Saved data entries:
+ + + + +
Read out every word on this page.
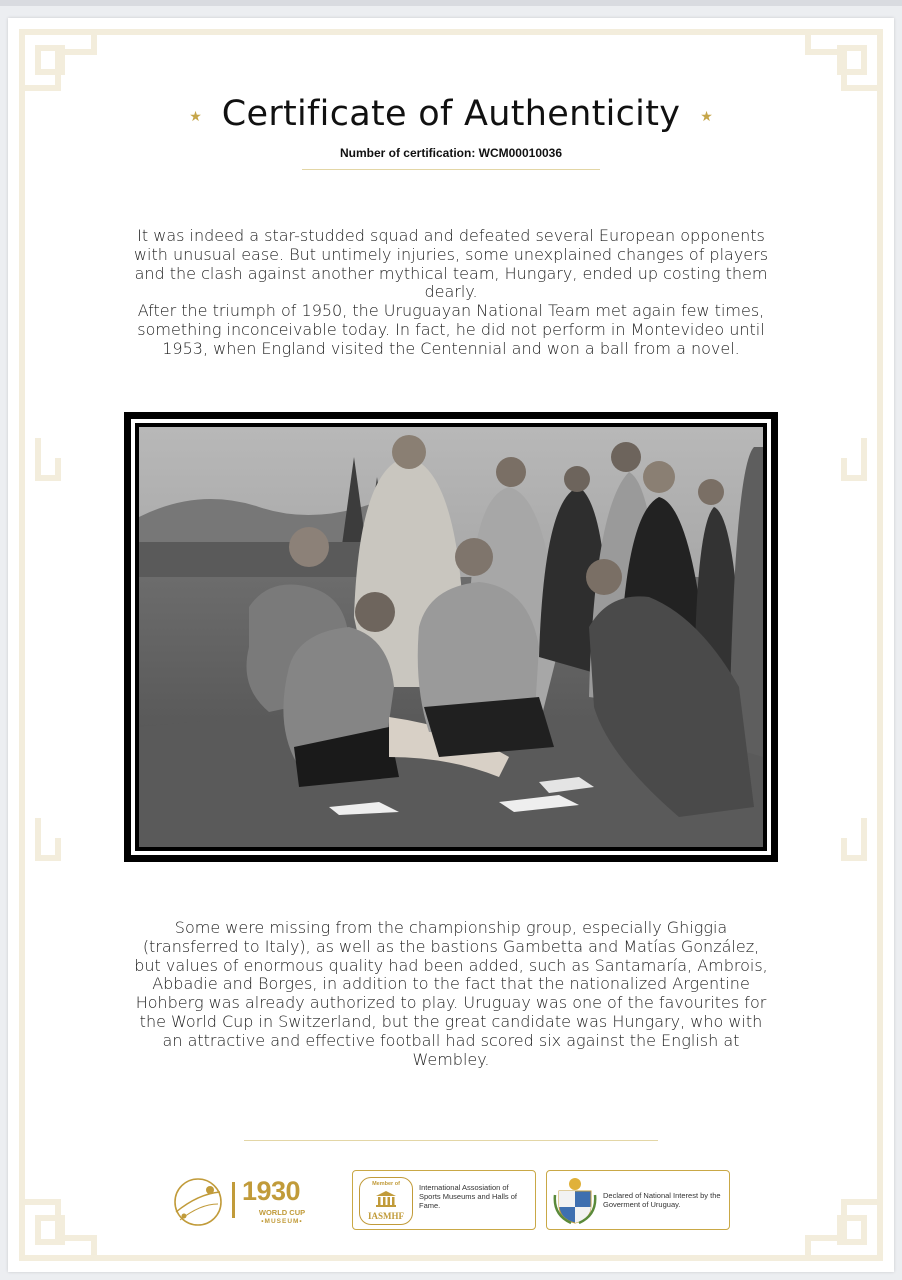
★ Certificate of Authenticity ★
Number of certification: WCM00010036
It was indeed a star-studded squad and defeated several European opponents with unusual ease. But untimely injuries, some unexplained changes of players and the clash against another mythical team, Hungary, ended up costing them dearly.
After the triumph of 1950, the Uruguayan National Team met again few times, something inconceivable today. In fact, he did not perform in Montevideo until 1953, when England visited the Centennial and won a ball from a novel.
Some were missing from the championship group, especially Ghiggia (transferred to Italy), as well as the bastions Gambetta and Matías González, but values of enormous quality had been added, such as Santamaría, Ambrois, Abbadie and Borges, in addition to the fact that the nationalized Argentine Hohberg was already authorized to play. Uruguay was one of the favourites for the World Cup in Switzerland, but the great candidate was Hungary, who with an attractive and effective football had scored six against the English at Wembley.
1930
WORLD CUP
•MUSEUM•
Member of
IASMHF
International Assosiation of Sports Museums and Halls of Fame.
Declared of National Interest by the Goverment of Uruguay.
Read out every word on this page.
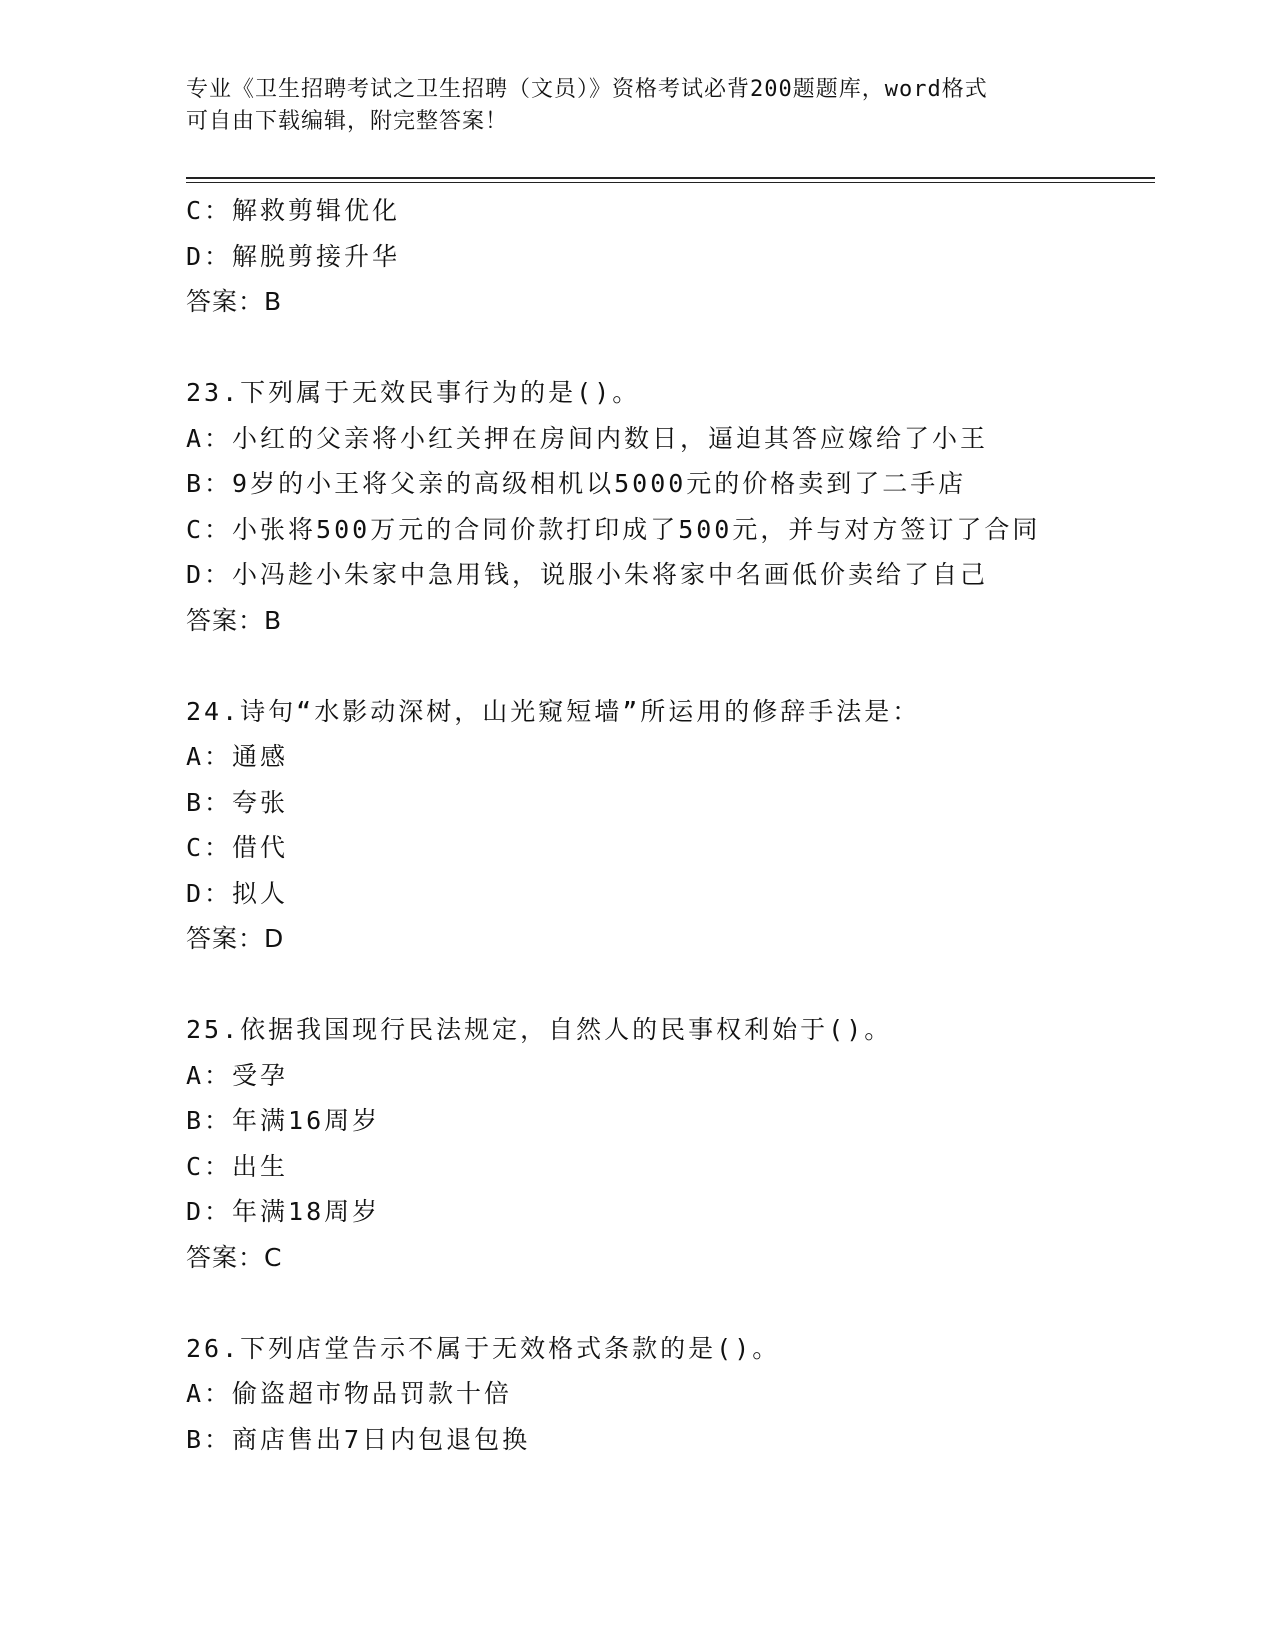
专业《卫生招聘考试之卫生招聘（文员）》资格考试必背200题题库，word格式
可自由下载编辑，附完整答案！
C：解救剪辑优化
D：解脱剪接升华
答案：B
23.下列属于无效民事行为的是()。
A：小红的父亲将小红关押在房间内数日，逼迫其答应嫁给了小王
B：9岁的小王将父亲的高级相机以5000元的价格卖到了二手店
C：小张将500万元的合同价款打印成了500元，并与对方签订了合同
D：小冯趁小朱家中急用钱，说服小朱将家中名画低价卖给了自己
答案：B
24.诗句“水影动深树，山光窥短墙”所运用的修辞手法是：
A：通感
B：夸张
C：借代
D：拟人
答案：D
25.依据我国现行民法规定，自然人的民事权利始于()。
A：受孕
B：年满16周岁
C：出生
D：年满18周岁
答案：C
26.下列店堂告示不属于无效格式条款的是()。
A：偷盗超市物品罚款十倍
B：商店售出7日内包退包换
+ + + + +
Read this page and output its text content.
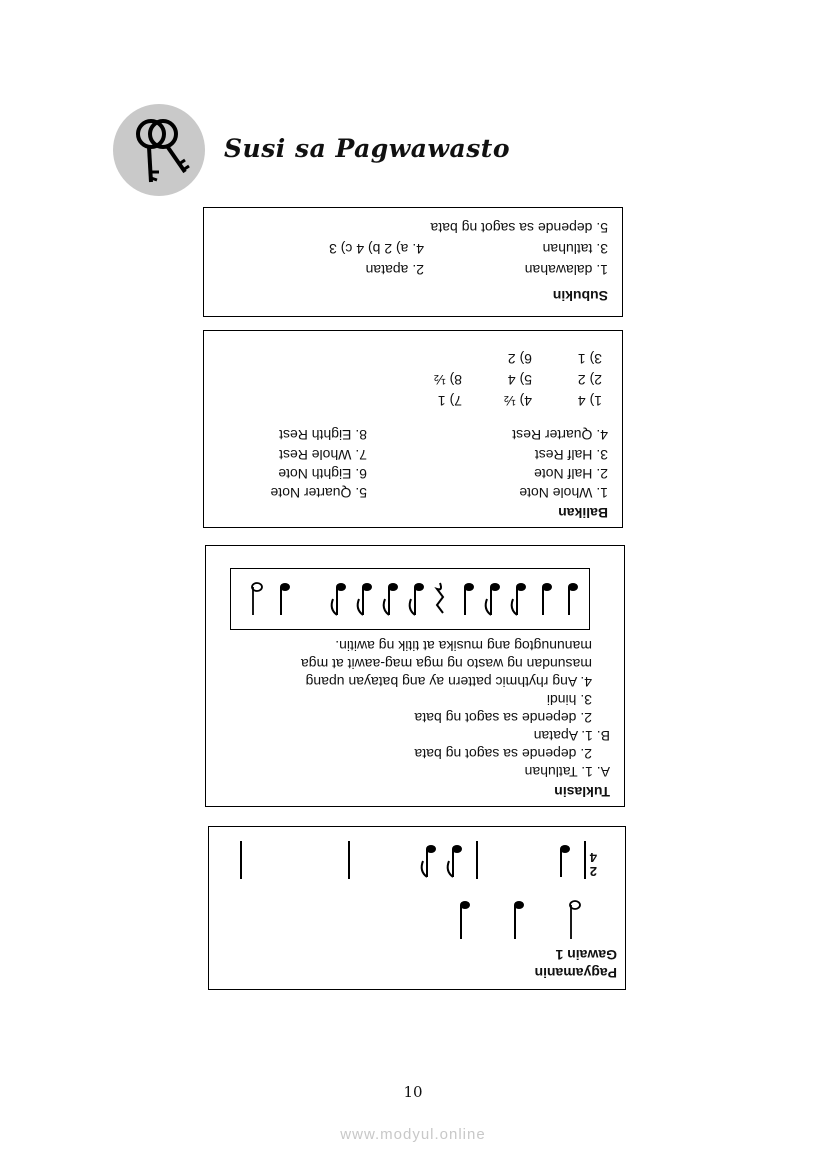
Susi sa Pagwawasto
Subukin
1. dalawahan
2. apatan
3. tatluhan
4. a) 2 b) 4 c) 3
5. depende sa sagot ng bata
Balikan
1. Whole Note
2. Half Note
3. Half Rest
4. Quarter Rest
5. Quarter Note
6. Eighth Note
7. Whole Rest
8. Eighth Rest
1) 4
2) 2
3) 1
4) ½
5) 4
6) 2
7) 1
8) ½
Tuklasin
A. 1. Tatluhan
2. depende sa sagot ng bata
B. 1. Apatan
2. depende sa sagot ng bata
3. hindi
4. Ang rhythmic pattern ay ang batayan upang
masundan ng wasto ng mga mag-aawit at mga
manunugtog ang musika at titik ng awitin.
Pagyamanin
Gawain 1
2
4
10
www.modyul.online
+ + + + +
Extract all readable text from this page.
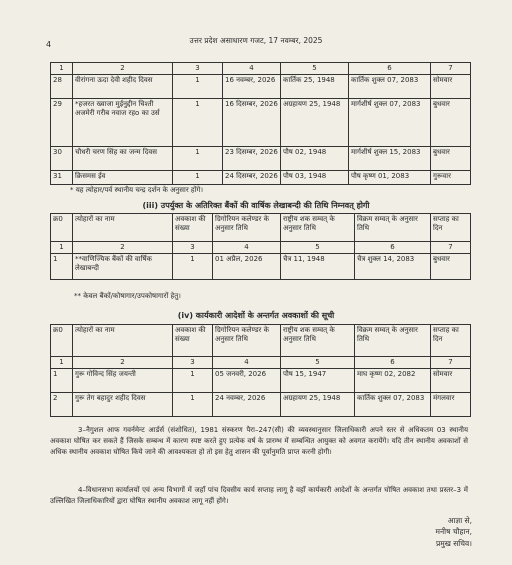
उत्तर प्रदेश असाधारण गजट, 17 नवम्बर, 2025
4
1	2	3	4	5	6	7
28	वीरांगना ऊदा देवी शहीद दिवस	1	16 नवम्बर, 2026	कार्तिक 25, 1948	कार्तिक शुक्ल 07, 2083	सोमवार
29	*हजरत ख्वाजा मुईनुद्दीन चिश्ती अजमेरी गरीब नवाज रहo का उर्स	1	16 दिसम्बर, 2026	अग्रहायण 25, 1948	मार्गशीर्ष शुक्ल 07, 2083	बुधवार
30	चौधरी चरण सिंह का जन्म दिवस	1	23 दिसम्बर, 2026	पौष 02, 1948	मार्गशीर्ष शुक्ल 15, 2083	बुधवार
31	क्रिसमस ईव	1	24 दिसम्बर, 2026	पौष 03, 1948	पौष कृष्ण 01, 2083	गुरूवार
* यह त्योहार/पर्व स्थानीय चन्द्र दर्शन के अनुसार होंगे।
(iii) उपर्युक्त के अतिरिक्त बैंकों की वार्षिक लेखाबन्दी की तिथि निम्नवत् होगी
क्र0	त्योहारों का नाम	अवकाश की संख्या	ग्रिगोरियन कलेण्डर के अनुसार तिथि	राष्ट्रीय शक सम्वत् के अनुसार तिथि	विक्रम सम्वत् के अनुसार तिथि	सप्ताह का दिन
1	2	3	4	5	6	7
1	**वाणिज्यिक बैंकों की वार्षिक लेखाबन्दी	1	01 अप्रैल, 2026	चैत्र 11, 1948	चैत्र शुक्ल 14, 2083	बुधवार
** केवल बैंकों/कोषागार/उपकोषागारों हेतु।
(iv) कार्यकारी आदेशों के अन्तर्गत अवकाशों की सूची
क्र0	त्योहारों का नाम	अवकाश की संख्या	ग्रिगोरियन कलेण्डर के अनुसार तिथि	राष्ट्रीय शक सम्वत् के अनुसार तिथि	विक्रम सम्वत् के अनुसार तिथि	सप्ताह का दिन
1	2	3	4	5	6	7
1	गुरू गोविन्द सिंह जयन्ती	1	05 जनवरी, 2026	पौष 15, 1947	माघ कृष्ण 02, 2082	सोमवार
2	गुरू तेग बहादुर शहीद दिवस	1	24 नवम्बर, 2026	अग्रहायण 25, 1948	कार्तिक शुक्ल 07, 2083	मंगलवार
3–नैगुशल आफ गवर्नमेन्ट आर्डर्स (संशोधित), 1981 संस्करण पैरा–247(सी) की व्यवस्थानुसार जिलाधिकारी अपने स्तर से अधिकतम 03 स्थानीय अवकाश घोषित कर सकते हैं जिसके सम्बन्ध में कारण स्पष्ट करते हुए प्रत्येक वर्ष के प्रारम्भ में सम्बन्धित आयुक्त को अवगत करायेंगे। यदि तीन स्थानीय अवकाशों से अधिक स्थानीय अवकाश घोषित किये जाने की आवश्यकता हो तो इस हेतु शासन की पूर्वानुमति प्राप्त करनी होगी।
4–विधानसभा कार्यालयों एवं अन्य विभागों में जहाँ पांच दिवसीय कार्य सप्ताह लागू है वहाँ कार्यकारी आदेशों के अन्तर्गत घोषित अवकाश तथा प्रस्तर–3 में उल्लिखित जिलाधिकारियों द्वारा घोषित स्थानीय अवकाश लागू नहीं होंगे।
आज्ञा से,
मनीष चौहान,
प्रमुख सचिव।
+ + + + +
Each line containing "with" counts once; state the total number of such lines and nothing else.

Solution - 2